Action à réaliser: Recopiez intégralement, sans aucune modification, l'article sur l'emploi fictif reproché à l'épouse de François Fillon.

Texte extrait:
Politique

Emploi fictif : François Fillon dénonce la misogynie dont sa femme est victime (vidéo)

Emploi fictif : François Fillon dénonce la misogynie dont sa femme est victime (vidéo)

Ce mercredi "Le Canard Enchaîné" publiait un article accusant François Fillon d’avoir embauché sa femme durant quatre ans, au frais du contribuable. Si Pénéloppe Fillon n’a fait aucune déclaration sur son possible emploi fictif, le candidat à la présidentielle de la République a évoqué une misogynie de la part de l’hebdomadaire satirique. Une séquence à retrouver sur Non Stop Zapping.

 

Alors que François Fillon est en pleine campagne pour accéder à la plus haute fonction de l’État, c’est sa femme qui est, à ce jour, sous le feu des projecteurs. C’est un article publié ce mercredi 25 janvier par "Le Canard Enchaîné" qui accuse Pénéloppe Fillon d’avoir occupé un emploi fictif, en tant qu’attachée parlementaire de son mari, de 1998 à 2002. La femme aurait alors touché 500 000 euros sans laisser aucune trace d’elle à l’Assenblée Nationale. Avocate de formation, elle n’a jamais exercé, comme le précise sa fiche d’élue au Conseil municipal de Solesmes, dans la Sarthe, où elle siégeait en 2014. Il y est simplement inscrit "femme au foyer". 

 "Alors parce que c’est mon épouse elle n’aurait pas le droit de travailler ?"

La femme du candidat des Républicains, à la présidence de la République, s’est toujours faite très discrète et elle le confirme cette fois encore, en ne faisant aucune déclaration concernant la polémique. C’est François Fillon qui est monté au créneau ce mercerdi, accusant le journal "Le Canard Enchaîné" de "mépris et de misogynie". Il n’a cependant pas nié avoir fait travailler sa femme "alors parce que c’est mon épouse elle n’aurait pas le droit de travailler ? Imaginez un instant qu’un homme politique dise d’une femme, comme le fait cet article, qu’elle ne sait faire que des confitures, toutes le féministes hurleraient." Pénéloppe Fillon devra-t-elle, à son tour, se défendre de ces accusations publiquement? Elle, qui avait déclaré au "Telegraph" en 2007 que les médias n’étaient pas "son habitat naturel". Surtout, quel impact aura cette polémique sur la campagne de François Fillon ? Une enquête préliminaire vient en tout cas d'être ouverte, par le parquet financier.

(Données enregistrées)
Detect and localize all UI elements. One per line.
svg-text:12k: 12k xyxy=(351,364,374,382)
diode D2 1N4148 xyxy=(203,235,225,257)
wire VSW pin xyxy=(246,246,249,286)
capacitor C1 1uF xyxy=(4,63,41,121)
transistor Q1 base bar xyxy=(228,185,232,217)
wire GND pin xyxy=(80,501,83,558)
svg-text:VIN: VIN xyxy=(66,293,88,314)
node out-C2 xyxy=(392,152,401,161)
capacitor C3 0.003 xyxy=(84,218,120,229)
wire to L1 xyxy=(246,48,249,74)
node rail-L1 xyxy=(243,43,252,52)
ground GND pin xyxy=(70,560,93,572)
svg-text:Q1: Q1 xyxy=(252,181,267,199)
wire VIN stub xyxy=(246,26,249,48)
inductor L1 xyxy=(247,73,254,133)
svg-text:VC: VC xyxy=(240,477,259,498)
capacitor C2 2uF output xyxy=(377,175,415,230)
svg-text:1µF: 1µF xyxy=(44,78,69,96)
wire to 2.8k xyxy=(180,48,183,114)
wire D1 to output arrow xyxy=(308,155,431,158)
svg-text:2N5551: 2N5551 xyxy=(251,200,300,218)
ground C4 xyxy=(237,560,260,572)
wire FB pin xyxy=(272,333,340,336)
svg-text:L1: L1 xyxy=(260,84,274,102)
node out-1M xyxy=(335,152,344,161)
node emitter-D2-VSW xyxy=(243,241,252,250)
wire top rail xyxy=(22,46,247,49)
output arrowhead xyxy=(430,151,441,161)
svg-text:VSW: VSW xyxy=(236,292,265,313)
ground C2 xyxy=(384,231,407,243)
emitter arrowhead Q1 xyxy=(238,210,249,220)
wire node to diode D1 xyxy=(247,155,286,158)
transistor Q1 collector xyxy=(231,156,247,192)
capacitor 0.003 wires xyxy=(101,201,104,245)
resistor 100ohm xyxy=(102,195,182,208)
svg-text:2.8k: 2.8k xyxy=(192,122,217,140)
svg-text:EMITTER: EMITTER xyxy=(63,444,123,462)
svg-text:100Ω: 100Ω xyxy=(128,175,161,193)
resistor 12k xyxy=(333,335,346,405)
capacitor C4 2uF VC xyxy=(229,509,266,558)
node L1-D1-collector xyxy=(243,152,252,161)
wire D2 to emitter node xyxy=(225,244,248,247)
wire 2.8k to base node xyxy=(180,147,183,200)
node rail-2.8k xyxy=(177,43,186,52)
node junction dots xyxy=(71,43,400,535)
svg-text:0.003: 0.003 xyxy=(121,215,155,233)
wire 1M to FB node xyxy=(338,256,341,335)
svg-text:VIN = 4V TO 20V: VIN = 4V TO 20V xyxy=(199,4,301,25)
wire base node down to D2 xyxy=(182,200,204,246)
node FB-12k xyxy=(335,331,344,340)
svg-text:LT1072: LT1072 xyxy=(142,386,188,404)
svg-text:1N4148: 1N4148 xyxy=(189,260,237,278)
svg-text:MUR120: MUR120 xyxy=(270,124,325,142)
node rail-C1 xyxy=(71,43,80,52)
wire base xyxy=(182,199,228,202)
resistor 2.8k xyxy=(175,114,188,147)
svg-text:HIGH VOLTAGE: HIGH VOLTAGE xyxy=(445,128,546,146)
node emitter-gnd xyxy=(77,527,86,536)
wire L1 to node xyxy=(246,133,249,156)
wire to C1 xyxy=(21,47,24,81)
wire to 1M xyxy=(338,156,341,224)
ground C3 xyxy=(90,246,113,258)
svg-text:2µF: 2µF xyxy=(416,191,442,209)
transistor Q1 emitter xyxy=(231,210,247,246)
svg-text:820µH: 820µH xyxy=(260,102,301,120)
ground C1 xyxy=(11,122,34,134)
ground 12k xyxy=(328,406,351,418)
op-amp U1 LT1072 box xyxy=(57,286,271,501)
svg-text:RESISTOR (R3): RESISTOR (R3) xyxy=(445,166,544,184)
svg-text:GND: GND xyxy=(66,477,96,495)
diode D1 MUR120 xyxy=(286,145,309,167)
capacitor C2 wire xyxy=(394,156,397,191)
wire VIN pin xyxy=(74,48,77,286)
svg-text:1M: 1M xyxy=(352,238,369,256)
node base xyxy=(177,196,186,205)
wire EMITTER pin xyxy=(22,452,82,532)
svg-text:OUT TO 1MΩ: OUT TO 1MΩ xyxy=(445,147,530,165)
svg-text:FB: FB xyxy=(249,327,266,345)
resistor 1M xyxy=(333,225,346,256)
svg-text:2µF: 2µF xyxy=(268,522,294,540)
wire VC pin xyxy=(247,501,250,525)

Réponse rédigée:
Politique

Emploi fictif : François Fillon dénonce la misogynie dont sa femme est victime (vidéo)

Emploi fictif : François Fillon dénonce la misogynie dont sa femme est victime (vidéo)

Ce mercredi "Le Canard Enchaîné" publiait un article accusant François Fillon d’avoir embauché sa femme durant quatre ans, au frais du contribuable. Si Pénéloppe Fillon n’a fait aucune déclaration sur son possible emploi fictif, le candidat à la présidentielle de la République a évoqué une misogynie de la part de l’hebdomadaire satirique. Une séquence à retrouver sur Non Stop Zapping.

 

Alors que François Fillon est en pleine campagne pour accéder à la plus haute fonction de l’État, c’est sa femme qui est, à ce jour, sous le feu des projecteurs. C’est un article publié ce mercredi 25 janvier par "Le Canard Enchaîné" qui accuse Pénéloppe Fillon d’avoir occupé un emploi fictif, en tant qu’attachée parlementaire de son mari, de 1998 à 2002. La femme aurait alors touché 500 000 euros sans laisser aucune trace d’elle à l’Assenblée Nationale. Avocate de formation, elle n’a jamais exercé, comme le précise sa fiche d’élue au Conseil municipal de Solesmes, dans la Sarthe, où elle siégeait en 2014. Il y est simplement inscrit "femme au foyer". 

 "Alors parce que c’est mon épouse elle n’aurait pas le droit de travailler ?"

La femme du candidat des Républicains, à la présidence de la République, s’est toujours faite très discrète et elle le confirme cette fois encore, en ne faisant aucune déclaration concernant la polémique. C’est François Fillon qui est monté au créneau ce mercerdi, accusant le journal "Le Canard Enchaîné" de "mépris et de misogynie". Il n’a cependant pas nié avoir fait travailler sa femme "alors parce que c’est mon épouse elle n’aurait pas le droit de travailler ? Imaginez un instant qu’un homme politique dise d’une femme, comme le fait cet article, qu’elle ne sait faire que des confitures, toutes le féministes hurleraient." Pénéloppe Fillon devra-t-elle, à son tour, se défendre de ces accusations publiquement? Elle, qui avait déclaré au "Telegraph" en 2007 que les médias n’étaient pas "son habitat naturel". Surtout, quel impact aura cette polémique sur la campagne de François Fillon ? Une enquête préliminaire vient en tout cas d'être ouverte, par le parquet financier.